--- ENTRIES PROVIDED ---

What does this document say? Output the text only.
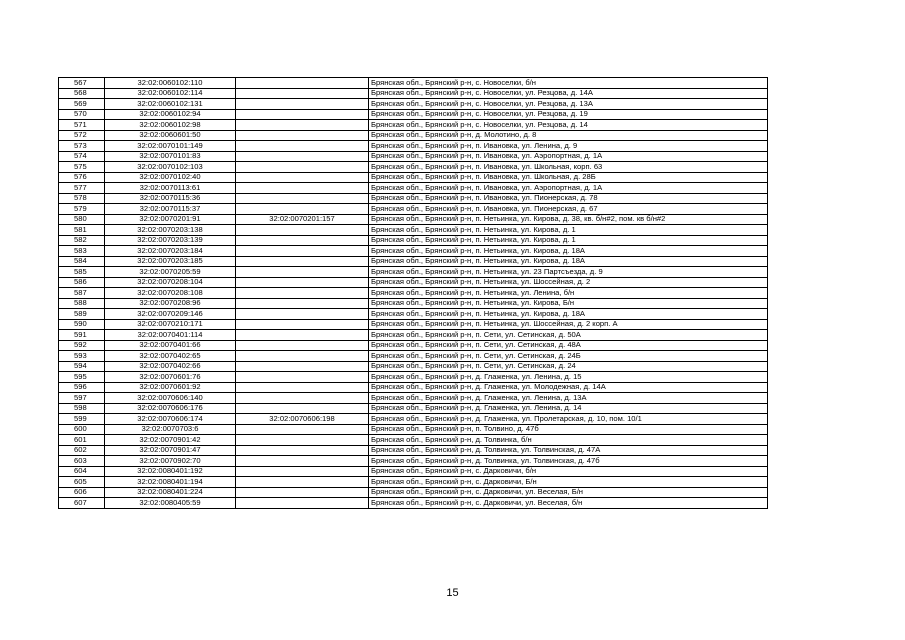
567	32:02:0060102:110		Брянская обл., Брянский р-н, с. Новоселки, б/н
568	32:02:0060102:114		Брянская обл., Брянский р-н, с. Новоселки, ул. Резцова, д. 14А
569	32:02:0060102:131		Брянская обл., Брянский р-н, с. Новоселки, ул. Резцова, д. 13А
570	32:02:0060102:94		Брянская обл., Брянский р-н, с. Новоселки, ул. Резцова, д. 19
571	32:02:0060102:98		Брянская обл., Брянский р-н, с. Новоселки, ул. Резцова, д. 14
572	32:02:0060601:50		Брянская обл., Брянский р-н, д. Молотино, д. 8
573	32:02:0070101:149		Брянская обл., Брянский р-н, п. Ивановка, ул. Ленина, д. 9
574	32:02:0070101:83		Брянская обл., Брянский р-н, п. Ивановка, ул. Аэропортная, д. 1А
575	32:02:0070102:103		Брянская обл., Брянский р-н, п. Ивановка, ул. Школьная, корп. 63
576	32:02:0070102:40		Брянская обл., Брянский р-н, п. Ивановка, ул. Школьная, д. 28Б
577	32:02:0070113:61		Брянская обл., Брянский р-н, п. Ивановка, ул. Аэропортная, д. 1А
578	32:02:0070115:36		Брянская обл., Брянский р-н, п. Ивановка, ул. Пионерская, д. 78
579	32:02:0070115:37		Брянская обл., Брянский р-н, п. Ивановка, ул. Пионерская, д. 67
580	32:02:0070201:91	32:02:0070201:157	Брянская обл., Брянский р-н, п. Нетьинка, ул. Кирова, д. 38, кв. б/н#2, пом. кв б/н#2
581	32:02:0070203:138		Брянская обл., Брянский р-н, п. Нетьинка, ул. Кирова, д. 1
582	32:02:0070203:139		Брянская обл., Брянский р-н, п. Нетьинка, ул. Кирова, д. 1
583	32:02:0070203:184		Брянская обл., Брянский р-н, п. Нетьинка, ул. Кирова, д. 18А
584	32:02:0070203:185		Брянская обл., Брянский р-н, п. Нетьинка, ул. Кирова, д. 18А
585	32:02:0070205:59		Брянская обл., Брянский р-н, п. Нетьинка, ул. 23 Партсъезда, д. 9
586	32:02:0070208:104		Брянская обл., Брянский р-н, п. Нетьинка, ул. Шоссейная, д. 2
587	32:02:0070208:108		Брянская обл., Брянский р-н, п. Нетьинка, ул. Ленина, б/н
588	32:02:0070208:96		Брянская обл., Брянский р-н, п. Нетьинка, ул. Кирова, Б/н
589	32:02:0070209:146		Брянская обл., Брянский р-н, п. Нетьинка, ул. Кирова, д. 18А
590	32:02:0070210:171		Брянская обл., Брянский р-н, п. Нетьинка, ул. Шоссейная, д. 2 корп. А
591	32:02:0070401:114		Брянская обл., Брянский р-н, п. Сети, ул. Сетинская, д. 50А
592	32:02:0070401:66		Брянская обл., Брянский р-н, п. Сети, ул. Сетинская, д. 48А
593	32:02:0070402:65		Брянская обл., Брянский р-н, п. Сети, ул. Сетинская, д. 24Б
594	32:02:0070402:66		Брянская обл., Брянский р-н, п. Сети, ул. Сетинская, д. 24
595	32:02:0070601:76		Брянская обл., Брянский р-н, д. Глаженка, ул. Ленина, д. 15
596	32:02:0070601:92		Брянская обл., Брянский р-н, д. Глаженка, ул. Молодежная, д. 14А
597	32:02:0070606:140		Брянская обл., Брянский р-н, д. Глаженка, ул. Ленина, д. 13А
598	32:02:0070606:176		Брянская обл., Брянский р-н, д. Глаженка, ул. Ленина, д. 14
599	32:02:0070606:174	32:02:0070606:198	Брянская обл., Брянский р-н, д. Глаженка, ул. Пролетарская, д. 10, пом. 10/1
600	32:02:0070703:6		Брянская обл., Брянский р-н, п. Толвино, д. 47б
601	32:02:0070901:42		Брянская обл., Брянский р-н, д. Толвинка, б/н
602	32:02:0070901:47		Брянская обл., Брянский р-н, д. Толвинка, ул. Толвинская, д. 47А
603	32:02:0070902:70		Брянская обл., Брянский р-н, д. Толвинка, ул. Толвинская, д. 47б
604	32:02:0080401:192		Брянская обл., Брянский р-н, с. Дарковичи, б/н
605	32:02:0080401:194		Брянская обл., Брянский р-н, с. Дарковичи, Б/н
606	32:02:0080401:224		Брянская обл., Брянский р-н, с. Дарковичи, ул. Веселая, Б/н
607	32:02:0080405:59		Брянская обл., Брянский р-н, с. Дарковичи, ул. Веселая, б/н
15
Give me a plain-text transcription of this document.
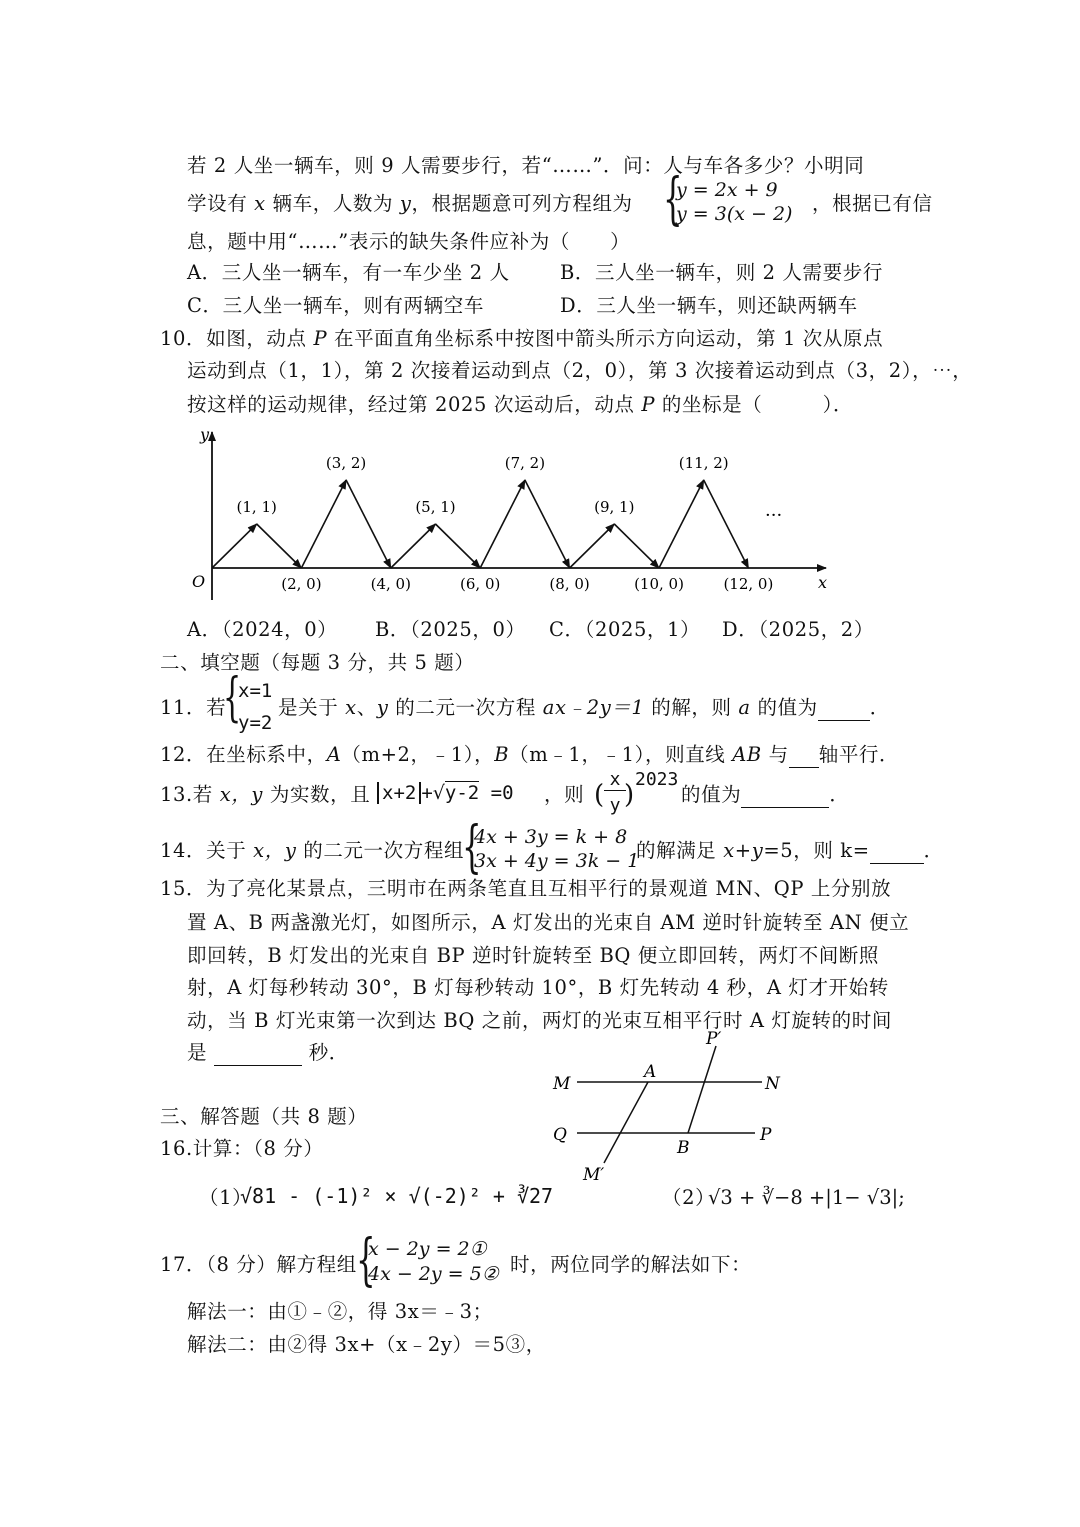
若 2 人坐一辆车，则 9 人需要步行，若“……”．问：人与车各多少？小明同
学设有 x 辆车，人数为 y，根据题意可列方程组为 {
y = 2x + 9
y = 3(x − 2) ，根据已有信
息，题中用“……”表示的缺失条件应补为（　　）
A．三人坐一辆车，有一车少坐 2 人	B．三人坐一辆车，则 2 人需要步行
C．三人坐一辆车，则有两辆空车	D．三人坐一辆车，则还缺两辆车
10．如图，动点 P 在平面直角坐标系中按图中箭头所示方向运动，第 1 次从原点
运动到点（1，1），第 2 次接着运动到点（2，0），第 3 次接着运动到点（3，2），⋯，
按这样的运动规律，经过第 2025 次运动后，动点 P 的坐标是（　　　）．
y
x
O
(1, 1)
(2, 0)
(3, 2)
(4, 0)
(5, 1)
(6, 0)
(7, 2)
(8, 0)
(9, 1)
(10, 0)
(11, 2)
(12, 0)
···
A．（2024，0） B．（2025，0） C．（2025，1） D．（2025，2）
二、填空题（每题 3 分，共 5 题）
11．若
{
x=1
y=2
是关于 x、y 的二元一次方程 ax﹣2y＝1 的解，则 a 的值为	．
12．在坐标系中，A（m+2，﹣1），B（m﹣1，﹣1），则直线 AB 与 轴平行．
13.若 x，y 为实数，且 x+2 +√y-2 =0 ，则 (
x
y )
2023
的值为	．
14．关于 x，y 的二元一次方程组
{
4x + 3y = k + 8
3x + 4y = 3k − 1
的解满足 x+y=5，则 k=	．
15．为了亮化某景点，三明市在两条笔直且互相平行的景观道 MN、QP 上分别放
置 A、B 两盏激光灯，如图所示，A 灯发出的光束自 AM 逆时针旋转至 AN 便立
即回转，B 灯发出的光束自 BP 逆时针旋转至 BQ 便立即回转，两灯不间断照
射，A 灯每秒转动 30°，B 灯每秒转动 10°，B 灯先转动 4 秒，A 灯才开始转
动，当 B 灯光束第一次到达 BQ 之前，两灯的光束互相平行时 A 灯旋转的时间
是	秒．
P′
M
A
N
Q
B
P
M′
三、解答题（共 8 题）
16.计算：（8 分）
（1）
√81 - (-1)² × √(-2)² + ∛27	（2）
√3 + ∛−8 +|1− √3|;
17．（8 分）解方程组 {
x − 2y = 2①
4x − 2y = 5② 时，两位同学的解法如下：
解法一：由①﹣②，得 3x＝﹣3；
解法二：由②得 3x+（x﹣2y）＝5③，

---

:: SHORT TASK ::
Take the records above and transcribe them exactly, dropping every picture.

:: FULL RESPONSE ::
What does this document say? Output the text only.
567	32:02:0060102:110		Брянская обл., Брянский р-н, с. Новоселки, б/н
568	32:02:0060102:114		Брянская обл., Брянский р-н, с. Новоселки, ул. Резцова, д. 14А
569	32:02:0060102:131		Брянская обл., Брянский р-н, с. Новоселки, ул. Резцова, д. 13А
570	32:02:0060102:94		Брянская обл., Брянский р-н, с. Новоселки, ул. Резцова, д. 19
571	32:02:0060102:98		Брянская обл., Брянский р-н, с. Новоселки, ул. Резцова, д. 14
572	32:02:0060601:50		Брянская обл., Брянский р-н, д. Молотино, д. 8
573	32:02:0070101:149		Брянская обл., Брянский р-н, п. Ивановка, ул. Ленина, д. 9
574	32:02:0070101:83		Брянская обл., Брянский р-н, п. Ивановка, ул. Аэропортная, д. 1А
575	32:02:0070102:103		Брянская обл., Брянский р-н, п. Ивановка, ул. Школьная, корп. 63
576	32:02:0070102:40		Брянская обл., Брянский р-н, п. Ивановка, ул. Школьная, д. 28Б
577	32:02:0070113:61		Брянская обл., Брянский р-н, п. Ивановка, ул. Аэропортная, д. 1А
578	32:02:0070115:36		Брянская обл., Брянский р-н, п. Ивановка, ул. Пионерская, д. 78
579	32:02:0070115:37		Брянская обл., Брянский р-н, п. Ивановка, ул. Пионерская, д. 67
580	32:02:0070201:91	32:02:0070201:157	Брянская обл., Брянский р-н, п. Нетьинка, ул. Кирова, д. 38, кв. б/н#2, пом. кв б/н#2
581	32:02:0070203:138		Брянская обл., Брянский р-н, п. Нетьинка, ул. Кирова, д. 1
582	32:02:0070203:139		Брянская обл., Брянский р-н, п. Нетьинка, ул. Кирова, д. 1
583	32:02:0070203:184		Брянская обл., Брянский р-н, п. Нетьинка, ул. Кирова, д. 18А
584	32:02:0070203:185		Брянская обл., Брянский р-н, п. Нетьинка, ул. Кирова, д. 18А
585	32:02:0070205:59		Брянская обл., Брянский р-н, п. Нетьинка, ул. 23 Партсъезда, д. 9
586	32:02:0070208:104		Брянская обл., Брянский р-н, п. Нетьинка, ул. Шоссейная, д. 2
587	32:02:0070208:108		Брянская обл., Брянский р-н, п. Нетьинка, ул. Ленина, б/н
588	32:02:0070208:96		Брянская обл., Брянский р-н, п. Нетьинка, ул. Кирова, Б/н
589	32:02:0070209:146		Брянская обл., Брянский р-н, п. Нетьинка, ул. Кирова, д. 18А
590	32:02:0070210:171		Брянская обл., Брянский р-н, п. Нетьинка, ул. Шоссейная, д. 2 корп. А
591	32:02:0070401:114		Брянская обл., Брянский р-н, п. Сети, ул. Сетинская, д. 50А
592	32:02:0070401:66		Брянская обл., Брянский р-н, п. Сети, ул. Сетинская, д. 48А
593	32:02:0070402:65		Брянская обл., Брянский р-н, п. Сети, ул. Сетинская, д. 24Б
594	32:02:0070402:66		Брянская обл., Брянский р-н, п. Сети, ул. Сетинская, д. 24
595	32:02:0070601:76		Брянская обл., Брянский р-н, д. Глаженка, ул. Ленина, д. 15
596	32:02:0070601:92		Брянская обл., Брянский р-н, д. Глаженка, ул. Молодежная, д. 14А
597	32:02:0070606:140		Брянская обл., Брянский р-н, д. Глаженка, ул. Ленина, д. 13А
598	32:02:0070606:176		Брянская обл., Брянский р-н, д. Глаженка, ул. Ленина, д. 14
599	32:02:0070606:174	32:02:0070606:198	Брянская обл., Брянский р-н, д. Глаженка, ул. Пролетарская, д. 10, пом. 10/1
600	32:02:0070703:6		Брянская обл., Брянский р-н, п. Толвино, д. 47б
601	32:02:0070901:42		Брянская обл., Брянский р-н, д. Толвинка, б/н
602	32:02:0070901:47		Брянская обл., Брянский р-н, д. Толвинка, ул. Толвинская, д. 47А
603	32:02:0070902:70		Брянская обл., Брянский р-н, д. Толвинка, ул. Толвинская, д. 47б
604	32:02:0080401:192		Брянская обл., Брянский р-н, с. Дарковичи, б/н
605	32:02:0080401:194		Брянская обл., Брянский р-н, с. Дарковичи, Б/н
606	32:02:0080401:224		Брянская обл., Брянский р-н, с. Дарковичи, ул. Веселая, Б/н
607	32:02:0080405:59		Брянская обл., Брянский р-н, с. Дарковичи, ул. Веселая, б/н
15
Give me a plain-text transcription of this document.
若 2 人坐一辆车，则 9 人需要步行，若“……”．问：人与车各多少？小明同
学设有 x 辆车，人数为 y，根据题意可列方程组为 {
y = 2x + 9
y = 3(x − 2) ，根据已有信
息，题中用“……”表示的缺失条件应补为（　　）
A．三人坐一辆车，有一车少坐 2 人	B．三人坐一辆车，则 2 人需要步行
C．三人坐一辆车，则有两辆空车	D．三人坐一辆车，则还缺两辆车
10．如图，动点 P 在平面直角坐标系中按图中箭头所示方向运动，第 1 次从原点
运动到点（1，1），第 2 次接着运动到点（2，0），第 3 次接着运动到点（3，2），⋯，
按这样的运动规律，经过第 2025 次运动后，动点 P 的坐标是（　　　）．
y
x
O
(1, 1)
(2, 0)
(3, 2)
(4, 0)
(5, 1)
(6, 0)
(7, 2)
(8, 0)
(9, 1)
(10, 0)
(11, 2)
(12, 0)
···
A．（2024，0） B．（2025，0） C．（2025，1） D．（2025，2）
二、填空题（每题 3 分，共 5 题）
11．若
{
x=1
y=2
是关于 x、y 的二元一次方程 ax﹣2y＝1 的解，则 a 的值为	．
12．在坐标系中，A（m+2，﹣1），B（m﹣1，﹣1），则直线 AB 与 轴平行．
13.若 x，y 为实数，且 x+2 +√y-2 =0 ，则 (
x
y )
2023
的值为	．
14．关于 x，y 的二元一次方程组
{
4x + 3y = k + 8
3x + 4y = 3k − 1
的解满足 x+y=5，则 k=	．
15．为了亮化某景点，三明市在两条笔直且互相平行的景观道 MN、QP 上分别放
置 A、B 两盏激光灯，如图所示，A 灯发出的光束自 AM 逆时针旋转至 AN 便立
即回转，B 灯发出的光束自 BP 逆时针旋转至 BQ 便立即回转，两灯不间断照
射，A 灯每秒转动 30°，B 灯每秒转动 10°，B 灯先转动 4 秒，A 灯才开始转
动，当 B 灯光束第一次到达 BQ 之前，两灯的光束互相平行时 A 灯旋转的时间
是	秒．
P′
M
A
N
Q
B
P
M′
三、解答题（共 8 题）
16.计算：（8 分）
（1）
√81 - (-1)² × √(-2)² + ∛27	（2）
√3 + ∛−8 +|1− √3|;
17．（8 分）解方程组 {
x − 2y = 2①
4x − 2y = 5② 时，两位同学的解法如下：
解法一：由①﹣②，得 3x＝﹣3；
解法二：由②得 3x+（x﹣2y）＝5③，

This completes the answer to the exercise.